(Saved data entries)
==============================

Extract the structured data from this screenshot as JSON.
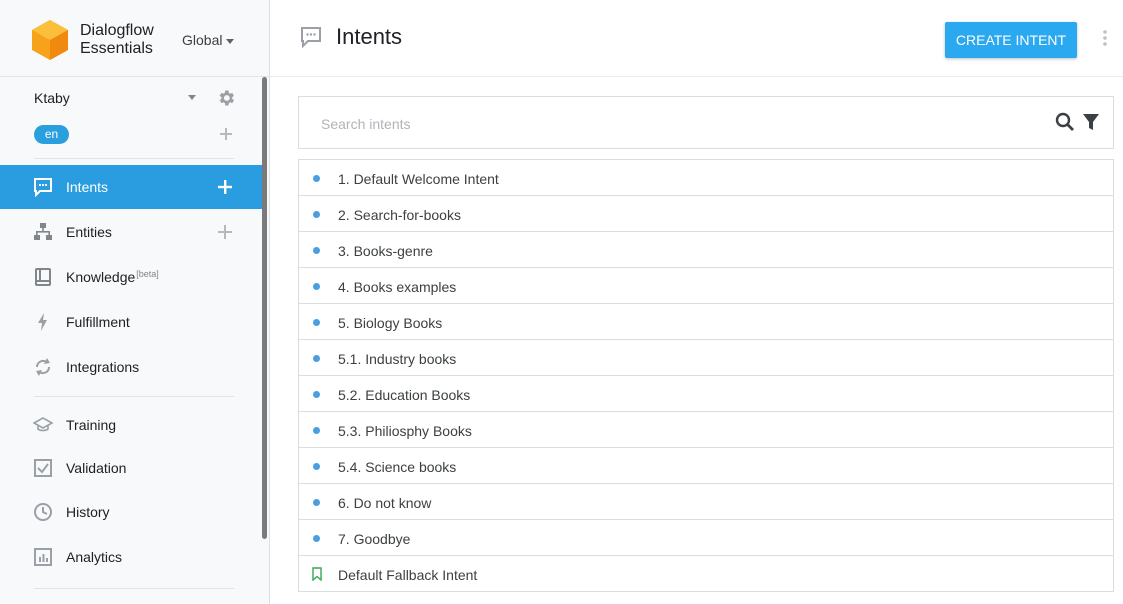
{
  "brand": {
    "line1": "Dialogflow",
    "line2": "Essentials",
    "region": "Global"
  },
  "agent": {
    "name": "Ktaby",
    "language": "en"
  },
  "nav": {
    "intents": "Intents",
    "entities": "Entities",
    "knowledge": "Knowledge",
    "knowledge_badge": "[beta]",
    "fulfillment": "Fulfillment",
    "integrations": "Integrations",
    "training": "Training",
    "validation": "Validation",
    "history": "History",
    "analytics": "Analytics"
  },
  "header": {
    "title": "Intents",
    "create_label": "CREATE INTENT"
  },
  "search": {
    "placeholder": "Search intents"
  },
  "intents": [
    "1. Default Welcome Intent",
    "2. Search-for-books",
    "3. Books-genre",
    "4. Books examples",
    "5. Biology Books",
    "5.1. Industry books",
    "5.2. Education Books",
    "5.3. Philiosphy Books",
    "5.4. Science books",
    "6. Do not know",
    "7. Goodbye",
    "Default Fallback Intent"
  ],
  "colors": {
    "accent": "#2a9ce0",
    "button": "#2aa8f0",
    "dot": "#4a9fe0",
    "logo": "#f39c12",
    "fallback_icon": "#34a853"
  }
}
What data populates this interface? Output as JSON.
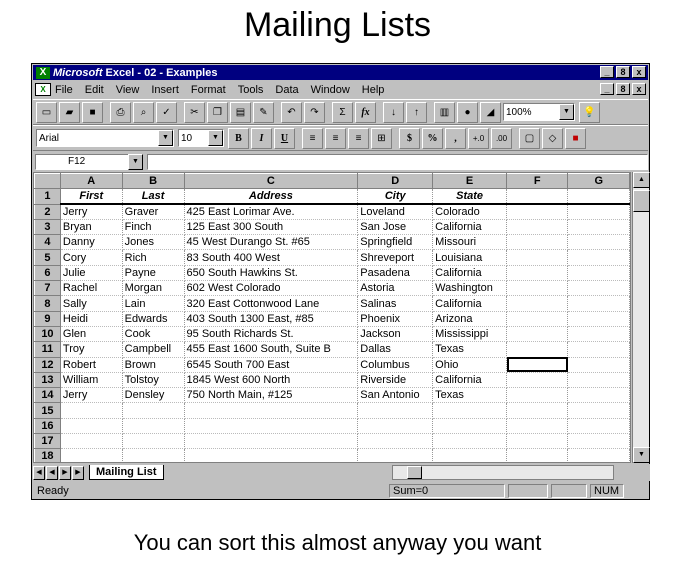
{
  "slide": {
    "title": "Mailing Lists",
    "caption": "You can sort this almost anyway you want"
  },
  "window": {
    "app_name": "Microsoft",
    "title_rest": " Excel - 02 - Examples",
    "buttons": [
      "_",
      "8",
      "x"
    ]
  },
  "menu": {
    "items": [
      "File",
      "Edit",
      "View",
      "Insert",
      "Format",
      "Tools",
      "Data",
      "Window",
      "Help"
    ]
  },
  "toolbar": {
    "zoom": "100%",
    "font_name": "Arial",
    "font_size": "10",
    "bold": "B",
    "italic": "I",
    "underline": "U",
    "currency": "$",
    "percent": "%",
    "comma": ",",
    "inc_decimal": "+.0",
    "dec_decimal": ".00",
    "sum": "Σ",
    "fx": "fx"
  },
  "name_box": "F12",
  "grid": {
    "columns": [
      "A",
      "B",
      "C",
      "D",
      "E",
      "F",
      "G"
    ],
    "rows": [
      {
        "n": "1",
        "cells": [
          "First",
          "Last",
          "Address",
          "City",
          "State"
        ]
      },
      {
        "n": "2",
        "cells": [
          "Jerry",
          "Graver",
          "425 East Lorimar Ave.",
          "Loveland",
          "Colorado"
        ]
      },
      {
        "n": "3",
        "cells": [
          "Bryan",
          "Finch",
          "125 East 300 South",
          "San Jose",
          "California"
        ]
      },
      {
        "n": "4",
        "cells": [
          "Danny",
          "Jones",
          "45 West Durango St. #65",
          "Springfield",
          "Missouri"
        ]
      },
      {
        "n": "5",
        "cells": [
          "Cory",
          "Rich",
          "83 South 400 West",
          "Shreveport",
          "Louisiana"
        ]
      },
      {
        "n": "6",
        "cells": [
          "Julie",
          "Payne",
          "650 South Hawkins St.",
          "Pasadena",
          "California"
        ]
      },
      {
        "n": "7",
        "cells": [
          "Rachel",
          "Morgan",
          "602 West Colorado",
          "Astoria",
          "Washington"
        ]
      },
      {
        "n": "8",
        "cells": [
          "Sally",
          "Lain",
          "320 East Cottonwood Lane",
          "Salinas",
          "California"
        ]
      },
      {
        "n": "9",
        "cells": [
          "Heidi",
          "Edwards",
          "403 South 1300 East, #85",
          "Phoenix",
          "Arizona"
        ]
      },
      {
        "n": "10",
        "cells": [
          "Glen",
          "Cook",
          "95 South Richards St.",
          "Jackson",
          "Mississippi"
        ]
      },
      {
        "n": "11",
        "cells": [
          "Troy",
          "Campbell",
          "455 East 1600 South, Suite B",
          "Dallas",
          "Texas"
        ]
      },
      {
        "n": "12",
        "cells": [
          "Robert",
          "Brown",
          "6545 South 700 East",
          "Columbus",
          "Ohio"
        ]
      },
      {
        "n": "13",
        "cells": [
          "William",
          "Tolstoy",
          "1845 West 600 North",
          "Riverside",
          "California"
        ]
      },
      {
        "n": "14",
        "cells": [
          "Jerry",
          "Densley",
          "750 North Main, #125",
          "San Antonio",
          "Texas"
        ]
      },
      {
        "n": "15",
        "cells": [
          "",
          "",
          "",
          "",
          ""
        ]
      },
      {
        "n": "16",
        "cells": [
          "",
          "",
          "",
          "",
          ""
        ]
      },
      {
        "n": "17",
        "cells": [
          "",
          "",
          "",
          "",
          ""
        ]
      },
      {
        "n": "18",
        "cells": [
          "",
          "",
          "",
          "",
          ""
        ]
      }
    ]
  },
  "sheet_tab": "Mailing List",
  "status": {
    "ready": "Ready",
    "sum": "Sum=0",
    "num": "NUM"
  }
}
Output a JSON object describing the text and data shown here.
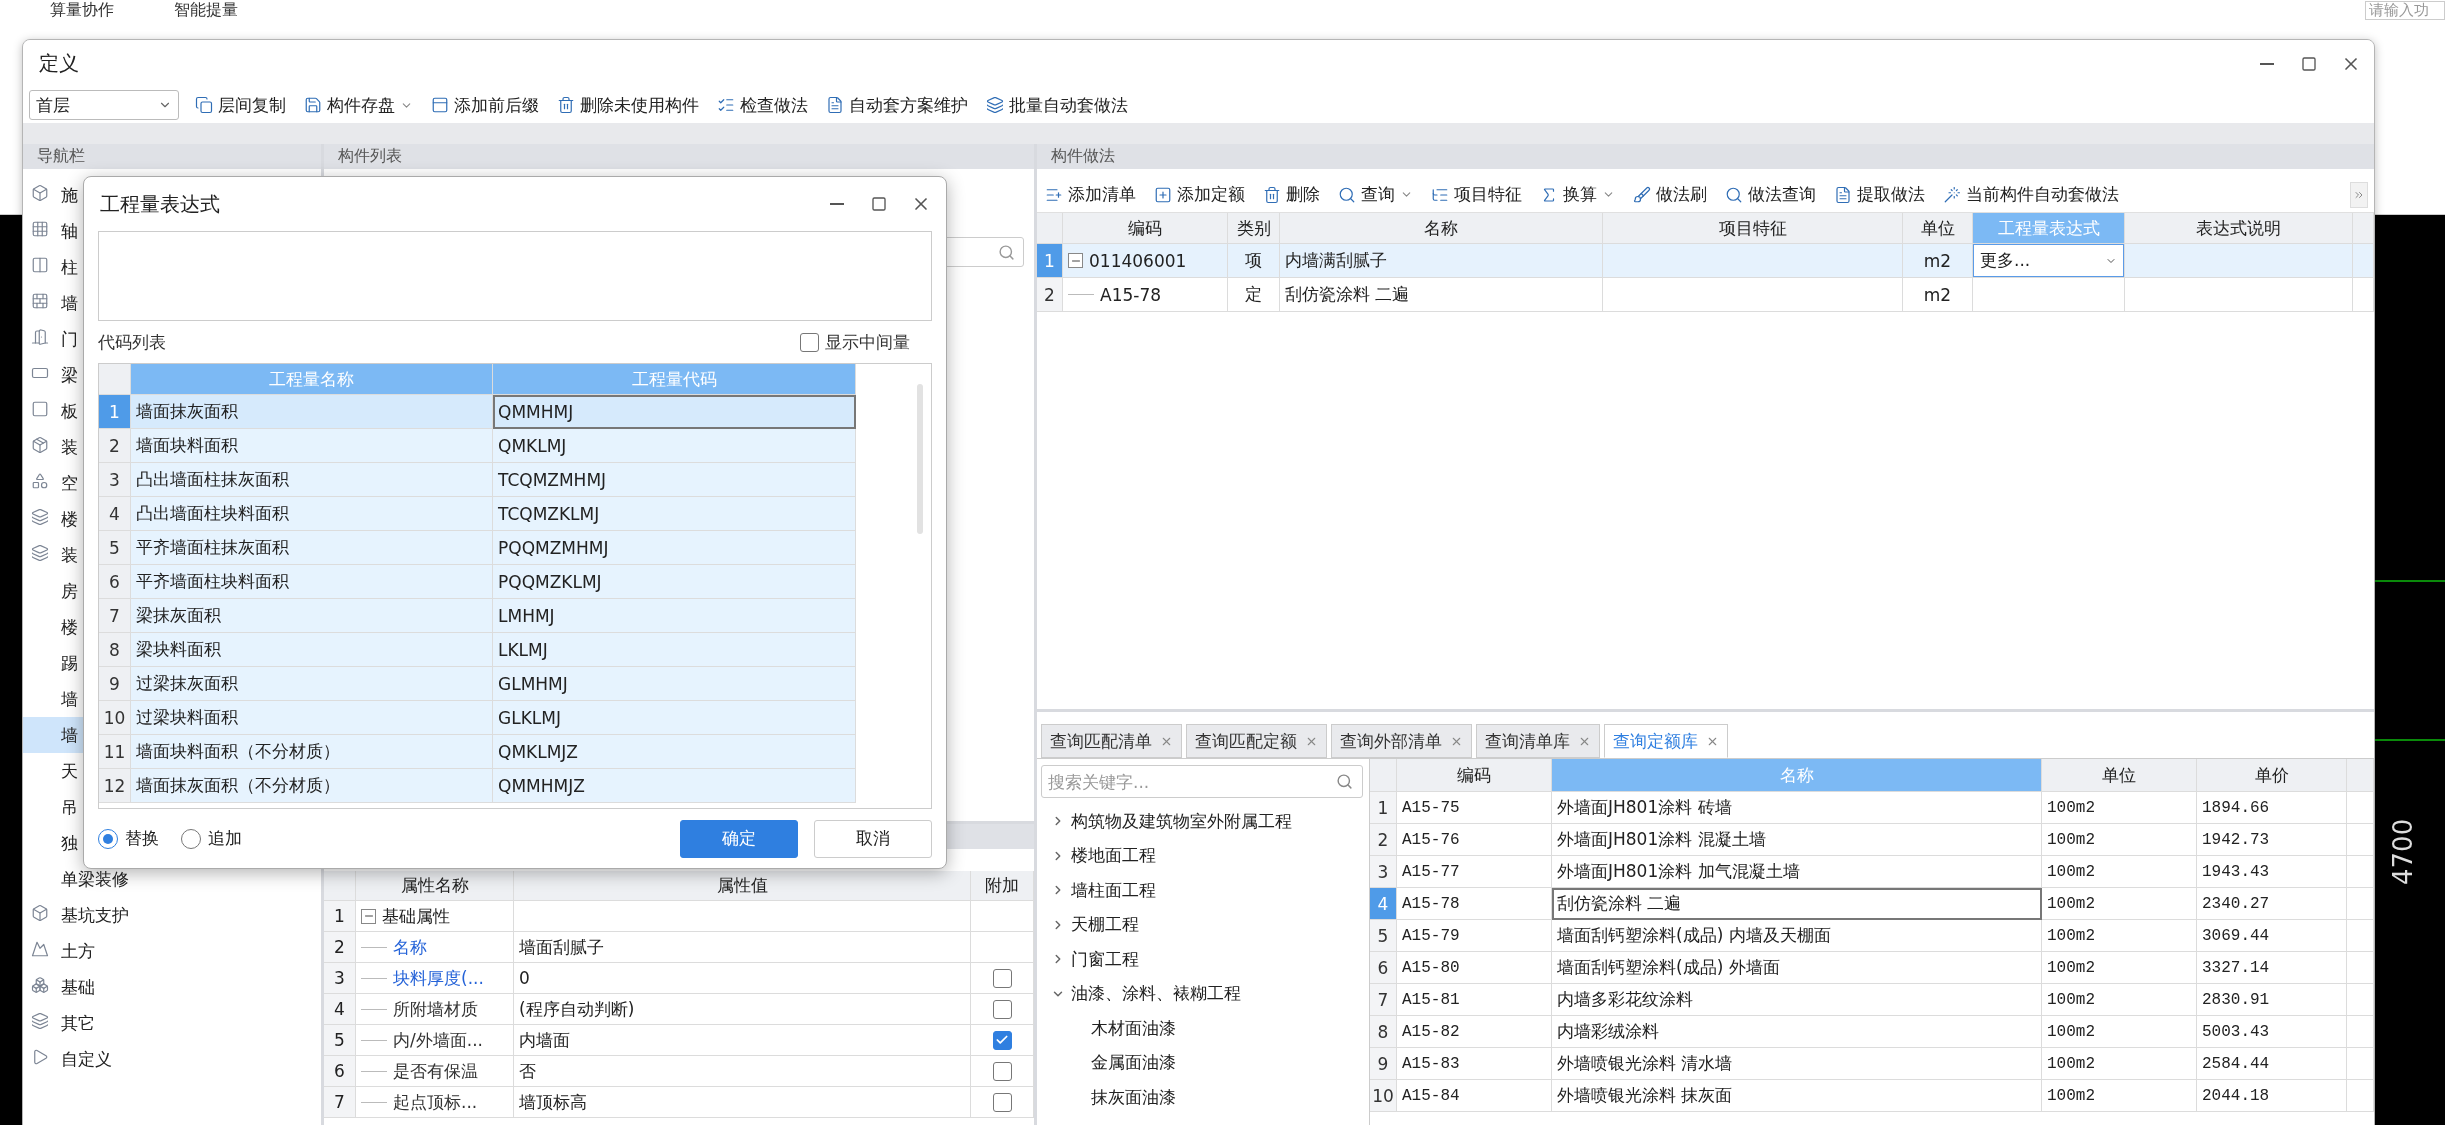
{
  "app": {
    "menu": [
      {
        "label": "算量协作"
      },
      {
        "label": "智能提量"
      }
    ],
    "search": {
      "placeholder": "请输入功"
    },
    "canvas_label": "4700"
  },
  "window": {
    "title": "定义",
    "floor": "首层",
    "toolbar": [
      {
        "label": "层间复制",
        "dropdown": false
      },
      {
        "label": "构件存盘",
        "dropdown": true
      },
      {
        "label": "添加前后缀",
        "dropdown": false
      },
      {
        "label": "删除未使用构件",
        "dropdown": false
      },
      {
        "label": "检查做法",
        "dropdown": false
      },
      {
        "label": "自动套方案维护",
        "dropdown": false
      },
      {
        "label": "批量自动套做法",
        "dropdown": false
      }
    ]
  },
  "nav": {
    "title": "导航栏",
    "items": [
      {
        "label": "施",
        "selected": false
      },
      {
        "label": "轴",
        "selected": false
      },
      {
        "label": "柱",
        "selected": false
      },
      {
        "label": "墙",
        "selected": false
      },
      {
        "label": "门",
        "selected": false
      },
      {
        "label": "梁",
        "selected": false
      },
      {
        "label": "板",
        "selected": false
      },
      {
        "label": "装",
        "selected": false
      },
      {
        "label": "空",
        "selected": false
      },
      {
        "label": "楼",
        "selected": false
      },
      {
        "label": "装",
        "selected": false,
        "children": [
          {
            "label": "房",
            "selected": false
          },
          {
            "label": "楼",
            "selected": false
          },
          {
            "label": "踢",
            "selected": false
          },
          {
            "label": "墙",
            "selected": false
          },
          {
            "label": "墙",
            "selected": true
          },
          {
            "label": "天",
            "selected": false
          },
          {
            "label": "吊",
            "selected": false
          },
          {
            "label": "独",
            "selected": false
          },
          {
            "label": "单梁装修",
            "selected": false
          }
        ]
      },
      {
        "label": "基坑支护",
        "selected": false
      },
      {
        "label": "土方",
        "selected": false
      },
      {
        "label": "基础",
        "selected": false
      },
      {
        "label": "其它",
        "selected": false
      },
      {
        "label": "自定义",
        "selected": false
      }
    ]
  },
  "component_list": {
    "title": "构件列表"
  },
  "properties": {
    "columns": [
      "属性名称",
      "属性值",
      "附加"
    ],
    "rows": [
      {
        "num": "1",
        "kind": "group",
        "name": "基础属性",
        "expanded": true
      },
      {
        "num": "2",
        "kind": "field",
        "name": "名称",
        "value": "墙面刮腻子",
        "public": true
      },
      {
        "num": "3",
        "kind": "option",
        "name": "块料厚度(...",
        "value": "0",
        "public": true,
        "checked": false
      },
      {
        "num": "4",
        "kind": "option",
        "name": "所附墙材质",
        "value": "(程序自动判断)",
        "public": false,
        "checked": false
      },
      {
        "num": "5",
        "kind": "option",
        "name": "内/外墙面...",
        "value": "内墙面",
        "public": false,
        "checked": true
      },
      {
        "num": "6",
        "kind": "option",
        "name": "是否有保温",
        "value": "否",
        "public": false,
        "checked": false
      },
      {
        "num": "7",
        "kind": "option",
        "name": "起点顶标...",
        "value": "墙顶标高",
        "public": false,
        "checked": false
      }
    ]
  },
  "methods": {
    "title": "构件做法",
    "toolbar": [
      {
        "label": "添加清单",
        "dropdown": false
      },
      {
        "label": "添加定额",
        "dropdown": false
      },
      {
        "label": "删除",
        "dropdown": false
      },
      {
        "label": "查询",
        "dropdown": true
      },
      {
        "label": "项目特征",
        "dropdown": false
      },
      {
        "label": "换算",
        "dropdown": true
      },
      {
        "label": "做法刷",
        "dropdown": false
      },
      {
        "label": "做法查询",
        "dropdown": false
      },
      {
        "label": "提取做法",
        "dropdown": false
      },
      {
        "label": "当前构件自动套做法",
        "dropdown": false
      }
    ],
    "columns": [
      {
        "label": "编码",
        "selected": false
      },
      {
        "label": "类别",
        "selected": false
      },
      {
        "label": "名称",
        "selected": false
      },
      {
        "label": "项目特征",
        "selected": false
      },
      {
        "label": "单位",
        "selected": false
      },
      {
        "label": "工程量表达式",
        "selected": true
      },
      {
        "label": "表达式说明",
        "selected": false
      }
    ],
    "rows": [
      {
        "num": "1",
        "code": "011406001",
        "type": "项",
        "name": "内墙满刮腻子",
        "unit": "m2",
        "expression": "更多...",
        "selected": true,
        "expanded": true,
        "children": [
          {
            "num": "2",
            "code": "A15-78",
            "type": "定",
            "name": "刮仿瓷涂料 二遍",
            "unit": "m2",
            "selected": false
          }
        ]
      }
    ]
  },
  "query": {
    "tabs": [
      {
        "label": "查询匹配清单",
        "selected": false
      },
      {
        "label": "查询匹配定额",
        "selected": false
      },
      {
        "label": "查询外部清单",
        "selected": false
      },
      {
        "label": "查询清单库",
        "selected": false
      },
      {
        "label": "查询定额库",
        "selected": true
      }
    ],
    "search": {
      "placeholder": "搜索关键字..."
    },
    "tree": [
      {
        "label": "构筑物及建筑物室外附属工程",
        "expanded": false
      },
      {
        "label": "楼地面工程",
        "expanded": false
      },
      {
        "label": "墙柱面工程",
        "expanded": false
      },
      {
        "label": "天棚工程",
        "expanded": false
      },
      {
        "label": "门窗工程",
        "expanded": false
      },
      {
        "label": "油漆、涂料、裱糊工程",
        "expanded": true,
        "children": [
          {
            "label": "木材面油漆"
          },
          {
            "label": "金属面油漆"
          },
          {
            "label": "抹灰面油漆"
          }
        ]
      }
    ],
    "columns": [
      {
        "label": "编码",
        "selected": false
      },
      {
        "label": "名称",
        "selected": true
      },
      {
        "label": "单位",
        "selected": false
      },
      {
        "label": "单价",
        "selected": false
      }
    ],
    "rows": [
      {
        "num": "1",
        "code": "A15-75",
        "name": "外墙面JH801涂料 砖墙",
        "unit": "100m2",
        "price": "1894.66",
        "selected": false
      },
      {
        "num": "2",
        "code": "A15-76",
        "name": "外墙面JH801涂料 混凝土墙",
        "unit": "100m2",
        "price": "1942.73",
        "selected": false
      },
      {
        "num": "3",
        "code": "A15-77",
        "name": "外墙面JH801涂料 加气混凝土墙",
        "unit": "100m2",
        "price": "1943.43",
        "selected": false
      },
      {
        "num": "4",
        "code": "A15-78",
        "name": "刮仿瓷涂料 二遍",
        "unit": "100m2",
        "price": "2340.27",
        "selected": true
      },
      {
        "num": "5",
        "code": "A15-79",
        "name": "墙面刮钙塑涂料(成品) 内墙及天棚面",
        "unit": "100m2",
        "price": "3069.44",
        "selected": false
      },
      {
        "num": "6",
        "code": "A15-80",
        "name": "墙面刮钙塑涂料(成品) 外墙面",
        "unit": "100m2",
        "price": "3327.14",
        "selected": false
      },
      {
        "num": "7",
        "code": "A15-81",
        "name": "内墙多彩花纹涂料",
        "unit": "100m2",
        "price": "2830.91",
        "selected": false
      },
      {
        "num": "8",
        "code": "A15-82",
        "name": "内墙彩绒涂料",
        "unit": "100m2",
        "price": "5003.43",
        "selected": false
      },
      {
        "num": "9",
        "code": "A15-83",
        "name": "外墙喷银光涂料 清水墙",
        "unit": "100m2",
        "price": "2584.44",
        "selected": false
      },
      {
        "num": "10",
        "code": "A15-84",
        "name": "外墙喷银光涂料 抹灰面",
        "unit": "100m2",
        "price": "2044.18",
        "selected": false
      }
    ]
  },
  "dialog": {
    "title": "工程量表达式",
    "code_list_label": "代码列表",
    "show_intermediate": {
      "label": "显示中间量",
      "checked": false
    },
    "columns": [
      "工程量名称",
      "工程量代码"
    ],
    "rows": [
      {
        "num": "1",
        "name": "墙面抹灰面积",
        "code": "QMMHMJ",
        "selected": true
      },
      {
        "num": "2",
        "name": "墙面块料面积",
        "code": "QMKLMJ",
        "selected": false
      },
      {
        "num": "3",
        "name": "凸出墙面柱抹灰面积",
        "code": "TCQMZMHMJ",
        "selected": false
      },
      {
        "num": "4",
        "name": "凸出墙面柱块料面积",
        "code": "TCQMZKLMJ",
        "selected": false
      },
      {
        "num": "5",
        "name": "平齐墙面柱抹灰面积",
        "code": "PQQMZMHMJ",
        "selected": false
      },
      {
        "num": "6",
        "name": "平齐墙面柱块料面积",
        "code": "PQQMZKLMJ",
        "selected": false
      },
      {
        "num": "7",
        "name": "梁抹灰面积",
        "code": "LMHMJ",
        "selected": false
      },
      {
        "num": "8",
        "name": "梁块料面积",
        "code": "LKLMJ",
        "selected": false
      },
      {
        "num": "9",
        "name": "过梁抹灰面积",
        "code": "GLMHMJ",
        "selected": false
      },
      {
        "num": "10",
        "name": "过梁块料面积",
        "code": "GLKLMJ",
        "selected": false
      },
      {
        "num": "11",
        "name": "墙面块料面积（不分材质）",
        "code": "QMKLMJZ",
        "selected": false
      },
      {
        "num": "12",
        "name": "墙面抹灰面积（不分材质）",
        "code": "QMMHMJZ",
        "selected": false
      }
    ],
    "modes": [
      {
        "label": "替换",
        "selected": true
      },
      {
        "label": "追加",
        "selected": false
      }
    ],
    "buttons": [
      {
        "label": "确定",
        "kind": "primary"
      },
      {
        "label": "取消",
        "kind": "secondary"
      }
    ]
  }
}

==============================

Exercise requirements:
Pull out all lines of the data with the string "East".

Expected answer:
          "425 East Lorimar Ave.",
          "125 East 300 South",
          "320 East Cottonwood Lane",
          "403 South 1300 East, #85",
          "455 East 1600 South, Suite B",
          "6545 South 700 East",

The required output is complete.